• _THE TASK_: Of all the lines in the records below, how many hold the word "from"? Give the number alone.

• _EXTRACTED INFORMATION_:
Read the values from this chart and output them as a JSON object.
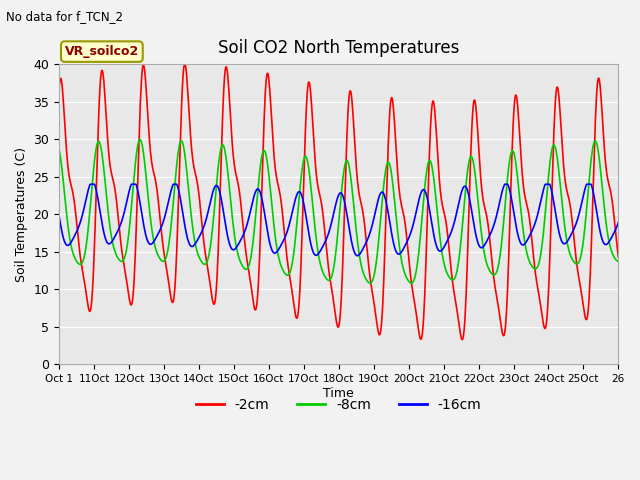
{
  "title": "Soil CO2 North Temperatures",
  "subtitle": "No data for f_TCN_2",
  "ylabel": "Soil Temperatures (C)",
  "xlabel": "Time",
  "legend_label": "VR_soilco2",
  "ylim": [
    0,
    40
  ],
  "background_color": "#e8e8e8",
  "fig_background": "#f2f2f2",
  "red_color": "#ff0000",
  "green_color": "#00cc00",
  "blue_color": "#0000ff",
  "series_labels": [
    "-2cm",
    "-8cm",
    "-16cm"
  ],
  "xtick_labels": [
    "Oct 1",
    "11Oct",
    "12Oct",
    "13Oct",
    "14Oct",
    "15Oct",
    "16Oct",
    "17Oct",
    "18Oct",
    "19Oct",
    "20Oct",
    "21Oct",
    "22Oct",
    "23Oct",
    "24Oct",
    "25Oct",
    "26"
  ],
  "title_fontsize": 12,
  "axis_fontsize": 9,
  "legend_fontsize": 10
}
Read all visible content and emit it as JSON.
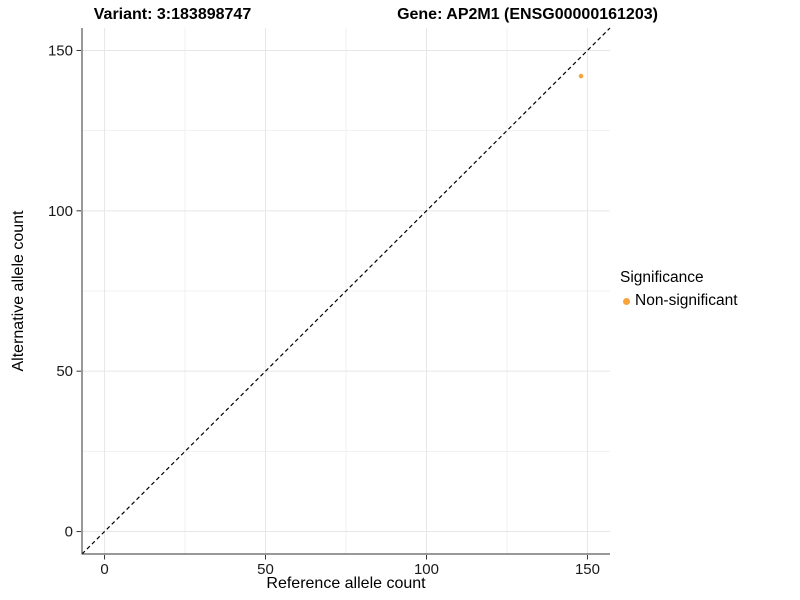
{
  "titles": {
    "variant": "Variant: 3:183898747",
    "gene": "Gene: AP2M1 (ENSG00000161203)"
  },
  "chart_data": {
    "type": "scatter",
    "xlabel": "Reference allele count",
    "ylabel": "Alternative allele count",
    "xlim": [
      -7,
      157
    ],
    "ylim": [
      -7,
      157
    ],
    "x_ticks": [
      0,
      50,
      100,
      150
    ],
    "y_ticks": [
      0,
      50,
      100,
      150
    ],
    "x_minor_ticks": [
      25,
      75,
      125
    ],
    "y_minor_ticks": [
      25,
      75,
      125
    ],
    "grid": true,
    "identity_line": {
      "style": "dashed",
      "color": "#000000",
      "from": -7,
      "to": 157
    },
    "series": [
      {
        "name": "Non-significant",
        "color": "#F9A33B",
        "points": [
          {
            "x": 148,
            "y": 142
          }
        ]
      }
    ],
    "legend": {
      "title": "Significance",
      "position": "right",
      "entries": [
        {
          "label": "Non-significant",
          "color": "#F9A33B"
        }
      ]
    },
    "theme": {
      "background": "#FFFFFF",
      "grid_major": "#E7E7E7",
      "grid_minor": "#F1F1F1",
      "axis_line": "#333333",
      "tick_label_color": "#1A1A1A"
    }
  }
}
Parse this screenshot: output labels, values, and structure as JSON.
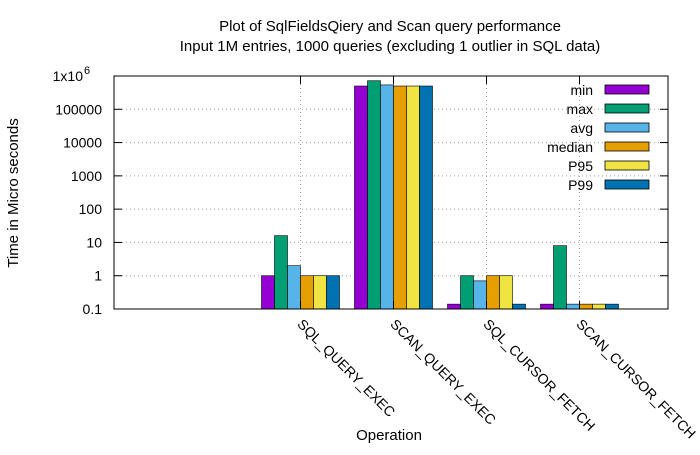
{
  "chart_data": {
    "type": "bar",
    "title": "Plot of SqlFieldsQiery and Scan query performance",
    "subtitle": "Input 1M entries, 1000 queries (excluding 1 outlier in SQL data)",
    "xlabel": "Operation",
    "ylabel": "Time in Micro seconds",
    "yscale": "log",
    "ylim": [
      0.1,
      1000000
    ],
    "grid": true,
    "legend_position": "top-right",
    "y_tick_labels": [
      "0.1",
      "1",
      "10",
      "100",
      "1000",
      "10000",
      "100000"
    ],
    "y_top_tick": {
      "base": "1x10",
      "exp": "6"
    },
    "categories": [
      "SQL_QUERY_EXEC",
      "SCAN_QUERY_EXEC",
      "SQL_CURSOR_FETCH",
      "SCAN_CURSOR_FETCH"
    ],
    "series": [
      {
        "name": "min",
        "color": "#9400d3",
        "values": [
          1,
          500000,
          0.14,
          0.14
        ]
      },
      {
        "name": "max",
        "color": "#009e73",
        "values": [
          16,
          720000,
          1,
          8
        ]
      },
      {
        "name": "avg",
        "color": "#56b4e9",
        "values": [
          2,
          540000,
          0.7,
          0.14
        ]
      },
      {
        "name": "median",
        "color": "#e69f00",
        "values": [
          1,
          500000,
          1,
          0.14
        ]
      },
      {
        "name": "P95",
        "color": "#f0e442",
        "values": [
          1,
          500000,
          1,
          0.14
        ]
      },
      {
        "name": "P99",
        "color": "#0072b2",
        "values": [
          1,
          500000,
          0.14,
          0.14
        ]
      }
    ]
  }
}
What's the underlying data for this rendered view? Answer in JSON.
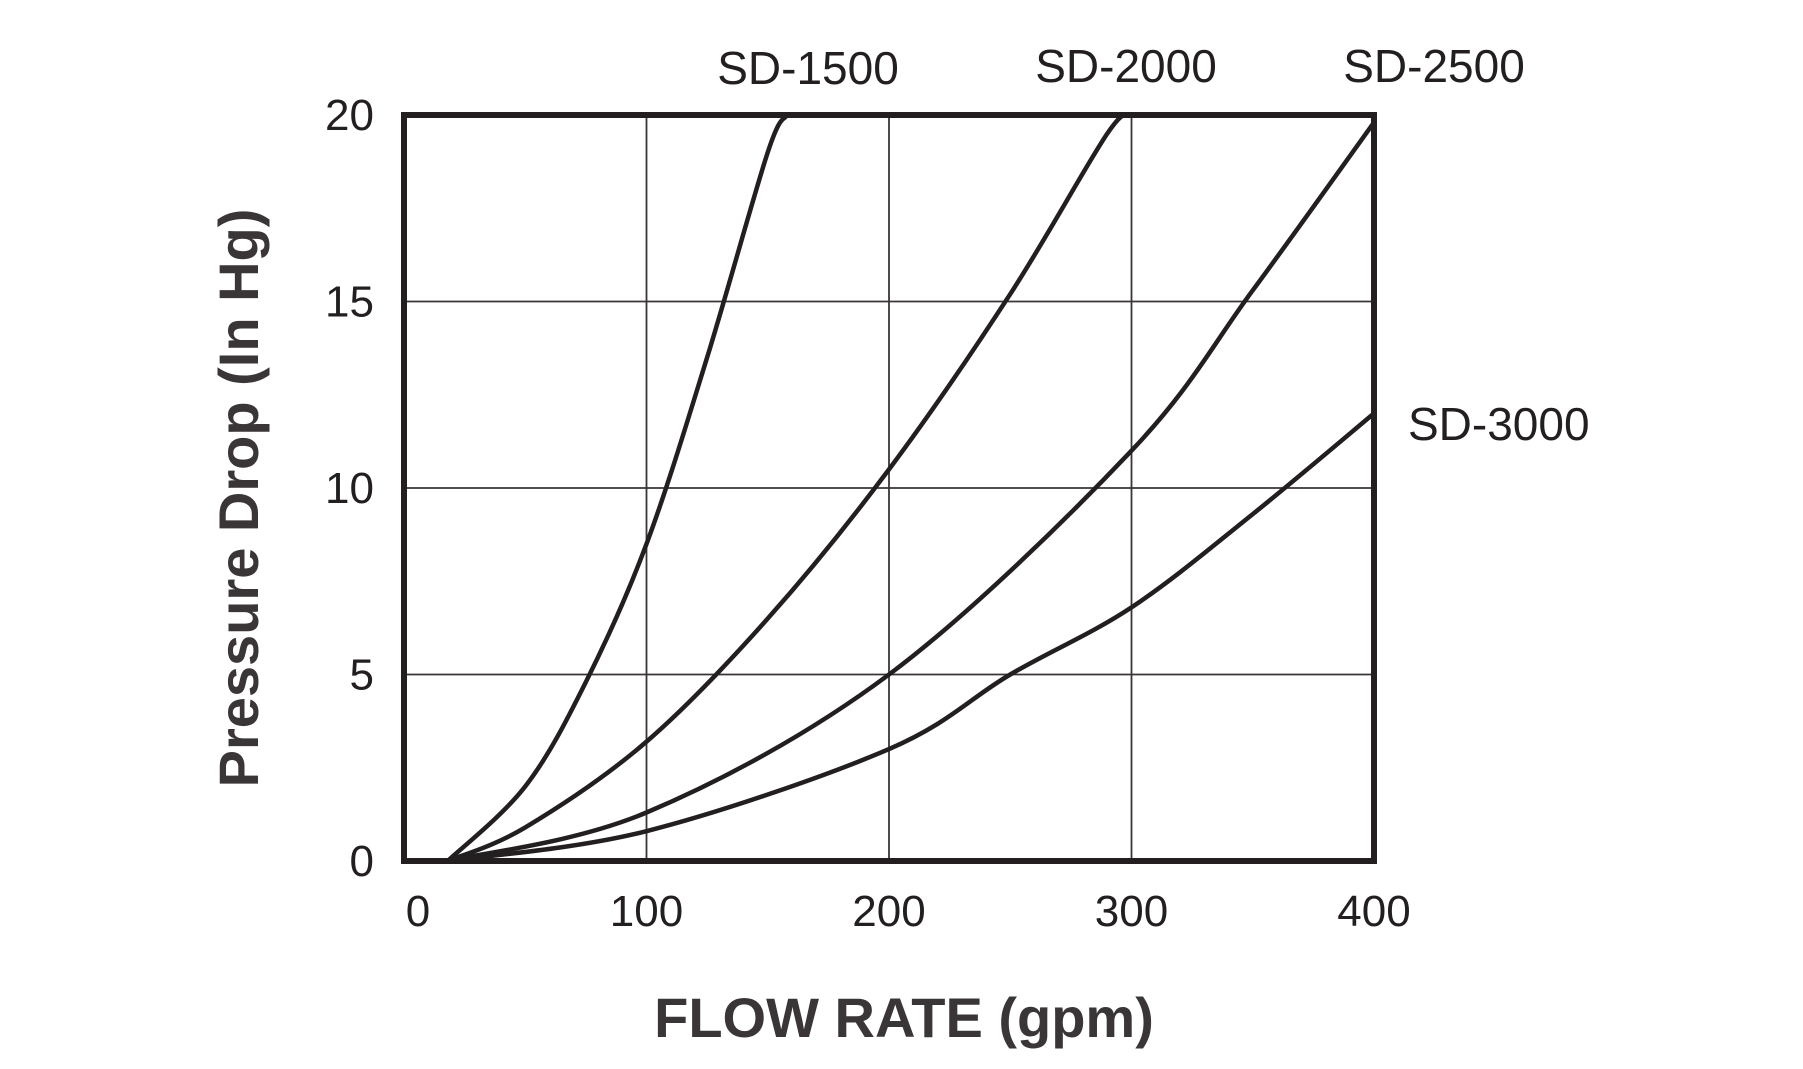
{
  "chart_data": {
    "type": "line",
    "xlabel": "FLOW RATE (gpm)",
    "ylabel": "Pressure Drop (In Hg)",
    "xlim": [
      0,
      400
    ],
    "ylim": [
      0,
      20
    ],
    "x_ticks": [
      "0",
      "100",
      "200",
      "300",
      "400"
    ],
    "y_ticks": [
      "0",
      "5",
      "10",
      "15",
      "20"
    ],
    "grid": true,
    "legend": "labels at curve ends (top and right of plot)",
    "series": [
      {
        "name": "SD-1500",
        "x": [
          18,
          50,
          75,
          100,
          125,
          150,
          158
        ],
        "y": [
          0,
          2.0,
          4.8,
          8.5,
          13.5,
          19.0,
          20
        ]
      },
      {
        "name": "SD-2000",
        "x": [
          18,
          50,
          100,
          150,
          200,
          250,
          290,
          300
        ],
        "y": [
          0,
          0.9,
          3.2,
          6.5,
          10.5,
          15.2,
          19.5,
          20
        ]
      },
      {
        "name": "SD-2500",
        "x": [
          18,
          100,
          200,
          300,
          350,
          400
        ],
        "y": [
          0,
          1.3,
          5.0,
          11.0,
          15.3,
          19.8
        ]
      },
      {
        "name": "SD-3000",
        "x": [
          18,
          100,
          200,
          250,
          300,
          350,
          400
        ],
        "y": [
          0,
          0.8,
          3.0,
          5.0,
          6.8,
          9.3,
          12.0
        ]
      }
    ]
  }
}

• _WRITTEN RESPONSE_: 2